- _Your objective_:
Copy the records below verbatim, reproducing every line without changes.

- _Records shown_:
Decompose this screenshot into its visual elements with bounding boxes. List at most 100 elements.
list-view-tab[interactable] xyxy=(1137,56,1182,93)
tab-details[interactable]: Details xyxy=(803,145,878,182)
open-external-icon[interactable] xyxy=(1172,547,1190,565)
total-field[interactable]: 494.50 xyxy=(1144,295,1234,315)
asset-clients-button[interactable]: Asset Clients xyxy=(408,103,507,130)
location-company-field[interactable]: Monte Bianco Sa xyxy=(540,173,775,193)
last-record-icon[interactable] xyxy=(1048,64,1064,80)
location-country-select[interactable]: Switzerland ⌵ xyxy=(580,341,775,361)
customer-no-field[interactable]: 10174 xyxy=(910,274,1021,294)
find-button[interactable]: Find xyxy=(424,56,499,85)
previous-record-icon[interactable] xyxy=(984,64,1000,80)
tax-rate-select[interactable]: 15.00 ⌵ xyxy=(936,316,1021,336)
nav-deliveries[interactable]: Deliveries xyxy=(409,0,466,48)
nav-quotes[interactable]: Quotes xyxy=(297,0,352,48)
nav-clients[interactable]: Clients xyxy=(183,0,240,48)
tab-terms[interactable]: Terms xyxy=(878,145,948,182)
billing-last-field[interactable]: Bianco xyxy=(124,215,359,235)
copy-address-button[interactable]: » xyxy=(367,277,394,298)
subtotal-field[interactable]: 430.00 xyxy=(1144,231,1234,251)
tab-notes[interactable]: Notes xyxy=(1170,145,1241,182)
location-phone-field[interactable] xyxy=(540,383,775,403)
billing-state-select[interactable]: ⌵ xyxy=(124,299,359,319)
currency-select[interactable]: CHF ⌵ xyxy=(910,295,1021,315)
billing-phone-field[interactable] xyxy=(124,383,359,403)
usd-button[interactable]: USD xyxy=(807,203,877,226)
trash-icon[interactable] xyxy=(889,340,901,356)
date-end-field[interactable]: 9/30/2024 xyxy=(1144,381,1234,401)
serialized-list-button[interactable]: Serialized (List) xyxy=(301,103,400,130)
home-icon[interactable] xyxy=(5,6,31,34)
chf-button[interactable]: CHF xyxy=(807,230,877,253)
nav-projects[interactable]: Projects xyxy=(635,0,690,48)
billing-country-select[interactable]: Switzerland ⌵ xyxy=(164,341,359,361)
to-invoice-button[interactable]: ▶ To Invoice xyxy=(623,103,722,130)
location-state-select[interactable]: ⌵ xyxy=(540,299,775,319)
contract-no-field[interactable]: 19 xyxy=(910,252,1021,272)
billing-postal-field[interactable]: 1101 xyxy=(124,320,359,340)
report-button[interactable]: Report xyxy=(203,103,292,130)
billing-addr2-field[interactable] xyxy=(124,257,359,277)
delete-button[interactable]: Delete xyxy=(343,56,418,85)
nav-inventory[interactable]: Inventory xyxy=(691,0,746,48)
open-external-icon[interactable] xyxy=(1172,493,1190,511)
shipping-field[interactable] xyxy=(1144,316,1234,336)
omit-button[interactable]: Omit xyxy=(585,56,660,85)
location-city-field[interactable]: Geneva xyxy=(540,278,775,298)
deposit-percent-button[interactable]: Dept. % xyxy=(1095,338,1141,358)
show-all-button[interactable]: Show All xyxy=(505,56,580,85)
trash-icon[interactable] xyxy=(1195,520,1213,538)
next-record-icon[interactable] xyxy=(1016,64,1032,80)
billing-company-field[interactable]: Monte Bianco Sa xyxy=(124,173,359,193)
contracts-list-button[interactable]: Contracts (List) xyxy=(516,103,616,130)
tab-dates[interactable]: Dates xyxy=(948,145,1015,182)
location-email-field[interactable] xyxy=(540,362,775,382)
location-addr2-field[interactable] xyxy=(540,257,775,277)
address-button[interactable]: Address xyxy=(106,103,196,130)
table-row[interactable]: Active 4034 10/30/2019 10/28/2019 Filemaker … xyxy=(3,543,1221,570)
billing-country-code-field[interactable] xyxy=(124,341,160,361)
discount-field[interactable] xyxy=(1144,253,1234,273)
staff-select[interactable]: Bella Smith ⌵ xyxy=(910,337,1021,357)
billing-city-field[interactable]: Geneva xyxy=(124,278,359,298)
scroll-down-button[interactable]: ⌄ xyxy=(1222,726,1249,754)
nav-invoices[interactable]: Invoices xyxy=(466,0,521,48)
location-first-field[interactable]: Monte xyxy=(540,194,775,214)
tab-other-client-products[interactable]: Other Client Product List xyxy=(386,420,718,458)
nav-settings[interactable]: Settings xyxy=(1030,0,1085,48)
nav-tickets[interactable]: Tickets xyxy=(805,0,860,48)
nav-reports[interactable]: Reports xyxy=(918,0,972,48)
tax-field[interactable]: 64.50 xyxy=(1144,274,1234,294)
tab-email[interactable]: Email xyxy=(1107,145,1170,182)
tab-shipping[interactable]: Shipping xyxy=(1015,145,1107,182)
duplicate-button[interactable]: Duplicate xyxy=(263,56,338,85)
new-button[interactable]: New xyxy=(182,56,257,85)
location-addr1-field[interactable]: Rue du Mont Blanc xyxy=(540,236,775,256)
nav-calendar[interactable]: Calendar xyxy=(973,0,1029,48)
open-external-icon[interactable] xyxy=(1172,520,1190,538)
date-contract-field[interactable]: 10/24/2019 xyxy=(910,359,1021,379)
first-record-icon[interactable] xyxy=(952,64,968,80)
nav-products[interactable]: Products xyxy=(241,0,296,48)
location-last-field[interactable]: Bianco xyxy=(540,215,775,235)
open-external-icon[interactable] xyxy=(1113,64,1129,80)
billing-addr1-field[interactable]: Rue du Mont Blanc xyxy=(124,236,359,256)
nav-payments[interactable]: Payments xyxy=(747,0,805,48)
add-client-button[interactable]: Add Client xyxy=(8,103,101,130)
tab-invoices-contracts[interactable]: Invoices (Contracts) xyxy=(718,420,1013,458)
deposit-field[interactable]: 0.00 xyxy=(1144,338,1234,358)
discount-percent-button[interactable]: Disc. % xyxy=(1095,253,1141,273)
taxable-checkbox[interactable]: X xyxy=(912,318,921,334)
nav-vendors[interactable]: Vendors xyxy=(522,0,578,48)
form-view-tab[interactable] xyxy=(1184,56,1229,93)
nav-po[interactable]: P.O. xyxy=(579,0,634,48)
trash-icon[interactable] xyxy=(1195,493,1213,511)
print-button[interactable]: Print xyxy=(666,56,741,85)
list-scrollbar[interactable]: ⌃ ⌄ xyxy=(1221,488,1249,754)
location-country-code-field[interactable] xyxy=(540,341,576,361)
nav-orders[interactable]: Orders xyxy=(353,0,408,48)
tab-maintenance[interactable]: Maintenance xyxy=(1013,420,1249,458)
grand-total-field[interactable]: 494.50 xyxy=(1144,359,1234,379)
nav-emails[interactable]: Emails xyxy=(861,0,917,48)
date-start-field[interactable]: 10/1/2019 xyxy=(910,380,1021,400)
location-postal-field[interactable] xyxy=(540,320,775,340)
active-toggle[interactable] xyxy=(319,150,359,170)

- _Task response_:
Decompose this screenshot into its visual elements with bounding boxes. List at most 100 elements.
list-view-tab[interactable] xyxy=(1137,56,1182,93)
tab-details[interactable]: Details xyxy=(803,145,878,182)
open-external-icon[interactable] xyxy=(1172,547,1190,565)
total-field[interactable]: 494.50 xyxy=(1144,295,1234,315)
asset-clients-button[interactable]: Asset Clients xyxy=(408,103,507,130)
location-company-field[interactable]: Monte Bianco Sa xyxy=(540,173,775,193)
last-record-icon[interactable] xyxy=(1048,64,1064,80)
location-country-select[interactable]: Switzerland ⌵ xyxy=(580,341,775,361)
customer-no-field[interactable]: 10174 xyxy=(910,274,1021,294)
find-button[interactable]: Find xyxy=(424,56,499,85)
previous-record-icon[interactable] xyxy=(984,64,1000,80)
tax-rate-select[interactable]: 15.00 ⌵ xyxy=(936,316,1021,336)
nav-deliveries[interactable]: Deliveries xyxy=(409,0,466,48)
nav-quotes[interactable]: Quotes xyxy=(297,0,352,48)
nav-clients[interactable]: Clients xyxy=(183,0,240,48)
tab-terms[interactable]: Terms xyxy=(878,145,948,182)
billing-last-field[interactable]: Bianco xyxy=(124,215,359,235)
copy-address-button[interactable]: » xyxy=(367,277,394,298)
subtotal-field[interactable]: 430.00 xyxy=(1144,231,1234,251)
tab-notes[interactable]: Notes xyxy=(1170,145,1241,182)
location-phone-field[interactable] xyxy=(540,383,775,403)
billing-state-select[interactable]: ⌵ xyxy=(124,299,359,319)
currency-select[interactable]: CHF ⌵ xyxy=(910,295,1021,315)
billing-phone-field[interactable] xyxy=(124,383,359,403)
usd-button[interactable]: USD xyxy=(807,203,877,226)
trash-icon[interactable] xyxy=(889,340,901,356)
date-end-field[interactable]: 9/30/2024 xyxy=(1144,381,1234,401)
serialized-list-button[interactable]: Serialized (List) xyxy=(301,103,400,130)
home-icon[interactable] xyxy=(5,6,31,34)
chf-button[interactable]: CHF xyxy=(807,230,877,253)
nav-projects[interactable]: Projects xyxy=(635,0,690,48)
billing-country-select[interactable]: Switzerland ⌵ xyxy=(164,341,359,361)
to-invoice-button[interactable]: ▶ To Invoice xyxy=(623,103,722,130)
location-state-select[interactable]: ⌵ xyxy=(540,299,775,319)
contract-no-field[interactable]: 19 xyxy=(910,252,1021,272)
billing-postal-field[interactable]: 1101 xyxy=(124,320,359,340)
report-button[interactable]: Report xyxy=(203,103,292,130)
billing-addr2-field[interactable] xyxy=(124,257,359,277)
delete-button[interactable]: Delete xyxy=(343,56,418,85)
nav-inventory[interactable]: Inventory xyxy=(691,0,746,48)
open-external-icon[interactable] xyxy=(1172,493,1190,511)
shipping-field[interactable] xyxy=(1144,316,1234,336)
omit-button[interactable]: Omit xyxy=(585,56,660,85)
location-city-field[interactable]: Geneva xyxy=(540,278,775,298)
deposit-percent-button[interactable]: Dept. % xyxy=(1095,338,1141,358)
show-all-button[interactable]: Show All xyxy=(505,56,580,85)
trash-icon[interactable] xyxy=(1195,520,1213,538)
next-record-icon[interactable] xyxy=(1016,64,1032,80)
billing-company-field[interactable]: Monte Bianco Sa xyxy=(124,173,359,193)
contracts-list-button[interactable]: Contracts (List) xyxy=(516,103,616,130)
tab-dates[interactable]: Dates xyxy=(948,145,1015,182)
location-email-field[interactable] xyxy=(540,362,775,382)
location-addr2-field[interactable] xyxy=(540,257,775,277)
address-button[interactable]: Address xyxy=(106,103,196,130)
table-row[interactable]: Active 4034 10/30/2019 10/28/2019 Filemaker … xyxy=(3,543,1221,570)
billing-country-code-field[interactable] xyxy=(124,341,160,361)
discount-field[interactable] xyxy=(1144,253,1234,273)
staff-select[interactable]: Bella Smith ⌵ xyxy=(910,337,1021,357)
billing-city-field[interactable]: Geneva xyxy=(124,278,359,298)
scroll-down-button[interactable]: ⌄ xyxy=(1222,726,1249,754)
nav-invoices[interactable]: Invoices xyxy=(466,0,521,48)
location-first-field[interactable]: Monte xyxy=(540,194,775,214)
tab-other-client-products[interactable]: Other Client Product List xyxy=(386,420,718,458)
nav-settings[interactable]: Settings xyxy=(1030,0,1085,48)
nav-tickets[interactable]: Tickets xyxy=(805,0,860,48)
nav-reports[interactable]: Reports xyxy=(918,0,972,48)
tax-field[interactable]: 64.50 xyxy=(1144,274,1234,294)
tab-email[interactable]: Email xyxy=(1107,145,1170,182)
tab-shipping[interactable]: Shipping xyxy=(1015,145,1107,182)
duplicate-button[interactable]: Duplicate xyxy=(263,56,338,85)
new-button[interactable]: New xyxy=(182,56,257,85)
location-addr1-field[interactable]: Rue du Mont Blanc xyxy=(540,236,775,256)
nav-calendar[interactable]: Calendar xyxy=(973,0,1029,48)
open-external-icon[interactable] xyxy=(1172,520,1190,538)
date-contract-field[interactable]: 10/24/2019 xyxy=(910,359,1021,379)
first-record-icon[interactable] xyxy=(952,64,968,80)
nav-products[interactable]: Products xyxy=(241,0,296,48)
location-last-field[interactable]: Bianco xyxy=(540,215,775,235)
open-external-icon[interactable] xyxy=(1113,64,1129,80)
billing-addr1-field[interactable]: Rue du Mont Blanc xyxy=(124,236,359,256)
nav-payments[interactable]: Payments xyxy=(747,0,805,48)
add-client-button[interactable]: Add Client xyxy=(8,103,101,130)
tab-invoices-contracts[interactable]: Invoices (Contracts) xyxy=(718,420,1013,458)
deposit-field[interactable]: 0.00 xyxy=(1144,338,1234,358)
discount-percent-button[interactable]: Disc. % xyxy=(1095,253,1141,273)
taxable-checkbox[interactable]: X xyxy=(912,318,921,334)
nav-vendors[interactable]: Vendors xyxy=(522,0,578,48)
form-view-tab[interactable] xyxy=(1184,56,1229,93)
nav-po[interactable]: P.O. xyxy=(579,0,634,48)
trash-icon[interactable] xyxy=(1195,493,1213,511)
print-button[interactable]: Print xyxy=(666,56,741,85)
list-scrollbar[interactable]: ⌃ ⌄ xyxy=(1221,488,1249,754)
location-country-code-field[interactable] xyxy=(540,341,576,361)
nav-orders[interactable]: Orders xyxy=(353,0,408,48)
tab-maintenance[interactable]: Maintenance xyxy=(1013,420,1249,458)
grand-total-field[interactable]: 494.50 xyxy=(1144,359,1234,379)
nav-emails[interactable]: Emails xyxy=(861,0,917,48)
date-start-field[interactable]: 10/1/2019 xyxy=(910,380,1021,400)
location-postal-field[interactable] xyxy=(540,320,775,340)
active-toggle[interactable] xyxy=(319,150,359,170)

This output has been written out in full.